• What is required:
Count every line of the material that holds the string "Lighting". Respond with the total only.

• Listed entries:

* begin *

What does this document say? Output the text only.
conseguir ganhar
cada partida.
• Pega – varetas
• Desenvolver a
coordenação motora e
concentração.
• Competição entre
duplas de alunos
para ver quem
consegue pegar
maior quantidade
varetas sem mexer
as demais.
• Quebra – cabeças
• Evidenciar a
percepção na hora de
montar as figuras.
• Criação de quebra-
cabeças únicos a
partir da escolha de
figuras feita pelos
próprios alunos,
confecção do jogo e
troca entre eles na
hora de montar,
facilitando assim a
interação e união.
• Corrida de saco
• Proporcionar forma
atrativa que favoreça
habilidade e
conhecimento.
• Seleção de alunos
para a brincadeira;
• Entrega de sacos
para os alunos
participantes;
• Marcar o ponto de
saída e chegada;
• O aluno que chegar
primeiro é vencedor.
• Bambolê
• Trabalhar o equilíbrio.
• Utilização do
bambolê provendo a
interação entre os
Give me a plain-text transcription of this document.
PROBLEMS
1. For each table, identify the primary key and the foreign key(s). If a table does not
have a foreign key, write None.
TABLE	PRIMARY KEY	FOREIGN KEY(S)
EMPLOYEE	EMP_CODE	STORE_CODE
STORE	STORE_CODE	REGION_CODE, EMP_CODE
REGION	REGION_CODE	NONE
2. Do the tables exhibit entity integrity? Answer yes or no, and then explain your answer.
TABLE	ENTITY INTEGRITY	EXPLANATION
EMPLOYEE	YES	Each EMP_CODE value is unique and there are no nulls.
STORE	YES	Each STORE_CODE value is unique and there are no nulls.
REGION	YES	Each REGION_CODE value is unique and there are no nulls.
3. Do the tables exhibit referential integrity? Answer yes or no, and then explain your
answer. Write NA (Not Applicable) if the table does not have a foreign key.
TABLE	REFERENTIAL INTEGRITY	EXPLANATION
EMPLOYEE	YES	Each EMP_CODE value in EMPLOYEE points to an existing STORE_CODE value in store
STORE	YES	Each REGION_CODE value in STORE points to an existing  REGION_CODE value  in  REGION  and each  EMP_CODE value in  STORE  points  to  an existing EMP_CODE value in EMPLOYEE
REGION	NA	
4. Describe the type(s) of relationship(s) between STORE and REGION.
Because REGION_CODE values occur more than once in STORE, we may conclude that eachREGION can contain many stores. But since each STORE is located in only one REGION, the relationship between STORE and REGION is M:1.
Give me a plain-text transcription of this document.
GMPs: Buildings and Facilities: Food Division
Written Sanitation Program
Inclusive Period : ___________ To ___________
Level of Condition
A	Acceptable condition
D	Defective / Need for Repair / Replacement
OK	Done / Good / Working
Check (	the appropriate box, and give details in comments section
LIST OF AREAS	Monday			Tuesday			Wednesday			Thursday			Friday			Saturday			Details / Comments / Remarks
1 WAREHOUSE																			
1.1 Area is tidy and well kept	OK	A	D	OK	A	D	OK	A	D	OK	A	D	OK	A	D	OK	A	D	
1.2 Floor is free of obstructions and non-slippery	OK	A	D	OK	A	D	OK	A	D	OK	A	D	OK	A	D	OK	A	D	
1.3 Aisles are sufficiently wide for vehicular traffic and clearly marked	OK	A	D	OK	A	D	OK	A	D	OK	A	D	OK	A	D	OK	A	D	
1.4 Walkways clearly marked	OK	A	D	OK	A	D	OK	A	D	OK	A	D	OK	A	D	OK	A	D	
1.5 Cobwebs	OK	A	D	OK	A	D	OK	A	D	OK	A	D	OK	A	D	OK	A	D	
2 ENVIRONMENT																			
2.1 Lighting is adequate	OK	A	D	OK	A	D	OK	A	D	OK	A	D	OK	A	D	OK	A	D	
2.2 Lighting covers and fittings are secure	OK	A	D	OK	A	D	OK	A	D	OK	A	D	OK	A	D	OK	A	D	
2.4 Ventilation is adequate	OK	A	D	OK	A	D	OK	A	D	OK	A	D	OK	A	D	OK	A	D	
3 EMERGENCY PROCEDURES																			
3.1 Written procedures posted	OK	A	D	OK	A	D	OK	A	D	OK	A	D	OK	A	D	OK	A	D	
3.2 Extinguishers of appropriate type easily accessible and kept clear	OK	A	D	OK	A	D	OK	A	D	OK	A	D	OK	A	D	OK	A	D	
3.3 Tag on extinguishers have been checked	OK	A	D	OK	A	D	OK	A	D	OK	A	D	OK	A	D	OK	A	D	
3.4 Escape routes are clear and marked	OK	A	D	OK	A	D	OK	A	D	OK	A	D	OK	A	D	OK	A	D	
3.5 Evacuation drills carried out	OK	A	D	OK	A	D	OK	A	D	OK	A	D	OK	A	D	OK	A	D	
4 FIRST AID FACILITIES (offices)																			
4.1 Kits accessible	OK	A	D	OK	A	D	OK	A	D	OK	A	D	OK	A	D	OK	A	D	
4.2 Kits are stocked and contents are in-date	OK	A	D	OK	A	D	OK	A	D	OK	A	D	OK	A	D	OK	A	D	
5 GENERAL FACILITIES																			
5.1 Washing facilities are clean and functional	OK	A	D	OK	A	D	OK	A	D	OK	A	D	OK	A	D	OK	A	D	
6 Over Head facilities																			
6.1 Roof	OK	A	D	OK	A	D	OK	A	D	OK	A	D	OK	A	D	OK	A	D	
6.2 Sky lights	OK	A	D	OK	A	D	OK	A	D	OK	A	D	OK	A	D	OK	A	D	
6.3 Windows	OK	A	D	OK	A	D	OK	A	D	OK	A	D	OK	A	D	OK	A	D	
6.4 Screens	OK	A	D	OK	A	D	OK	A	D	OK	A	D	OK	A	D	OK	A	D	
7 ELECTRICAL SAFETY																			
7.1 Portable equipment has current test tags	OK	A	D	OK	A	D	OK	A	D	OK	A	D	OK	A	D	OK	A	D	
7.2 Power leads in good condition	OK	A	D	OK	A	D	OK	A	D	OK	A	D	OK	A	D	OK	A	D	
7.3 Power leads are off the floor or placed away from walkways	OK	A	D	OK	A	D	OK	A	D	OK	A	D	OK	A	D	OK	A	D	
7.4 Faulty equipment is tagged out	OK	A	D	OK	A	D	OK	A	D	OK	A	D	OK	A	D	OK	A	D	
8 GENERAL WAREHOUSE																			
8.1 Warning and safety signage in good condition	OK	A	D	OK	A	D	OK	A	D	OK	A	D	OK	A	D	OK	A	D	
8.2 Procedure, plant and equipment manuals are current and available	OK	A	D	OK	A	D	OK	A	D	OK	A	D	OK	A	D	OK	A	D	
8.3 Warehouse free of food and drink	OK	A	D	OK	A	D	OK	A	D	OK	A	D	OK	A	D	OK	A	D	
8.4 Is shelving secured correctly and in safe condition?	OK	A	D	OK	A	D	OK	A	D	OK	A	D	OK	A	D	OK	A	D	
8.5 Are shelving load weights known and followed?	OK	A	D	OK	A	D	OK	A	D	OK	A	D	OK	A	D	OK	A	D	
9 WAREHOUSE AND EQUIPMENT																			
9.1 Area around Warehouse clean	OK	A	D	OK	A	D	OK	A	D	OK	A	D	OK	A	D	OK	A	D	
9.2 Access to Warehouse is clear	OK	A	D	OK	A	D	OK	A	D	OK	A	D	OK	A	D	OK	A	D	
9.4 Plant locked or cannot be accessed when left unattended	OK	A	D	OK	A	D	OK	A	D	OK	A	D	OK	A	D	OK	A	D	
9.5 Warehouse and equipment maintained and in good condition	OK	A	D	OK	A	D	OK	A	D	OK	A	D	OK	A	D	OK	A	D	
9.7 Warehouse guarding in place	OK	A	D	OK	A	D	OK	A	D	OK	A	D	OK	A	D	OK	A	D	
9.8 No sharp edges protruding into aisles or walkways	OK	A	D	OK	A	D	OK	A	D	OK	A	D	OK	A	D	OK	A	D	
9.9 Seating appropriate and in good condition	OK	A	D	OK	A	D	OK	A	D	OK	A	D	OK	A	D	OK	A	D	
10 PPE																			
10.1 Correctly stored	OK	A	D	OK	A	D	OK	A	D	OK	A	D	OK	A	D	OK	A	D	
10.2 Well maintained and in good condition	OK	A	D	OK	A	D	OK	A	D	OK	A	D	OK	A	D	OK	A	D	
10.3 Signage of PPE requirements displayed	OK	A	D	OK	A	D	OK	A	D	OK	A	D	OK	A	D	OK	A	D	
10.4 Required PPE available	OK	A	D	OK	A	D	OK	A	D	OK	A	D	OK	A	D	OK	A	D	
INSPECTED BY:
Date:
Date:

* end *

• Answer:
2